Images should be left out, and everything else in the listing reproduced exactly.
#### Dataset rows
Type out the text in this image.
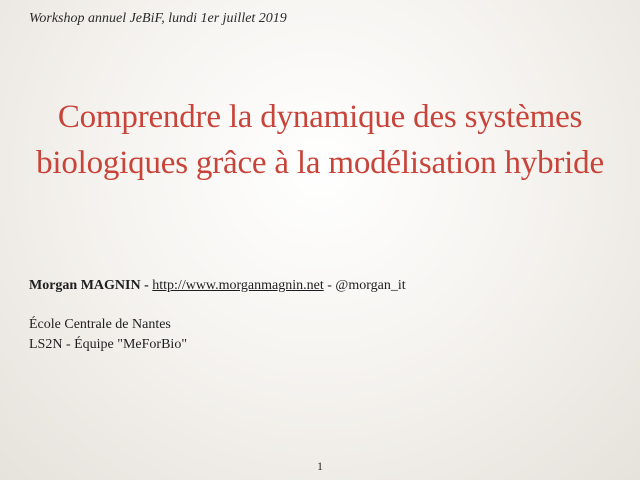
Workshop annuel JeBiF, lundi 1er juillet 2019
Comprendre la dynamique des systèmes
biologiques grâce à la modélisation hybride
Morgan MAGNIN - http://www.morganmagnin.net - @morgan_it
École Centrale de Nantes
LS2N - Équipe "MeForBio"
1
########
▸ Reply:
Type out the text in this image.
Workshop annuel JeBiF, lundi 1er juillet 2019
Comprendre la dynamique des systèmes
biologiques grâce à la modélisation hybride
Morgan MAGNIN - http://www.morganmagnin.net - @morgan_it
École Centrale de Nantes
LS2N - Équipe "MeForBio"
1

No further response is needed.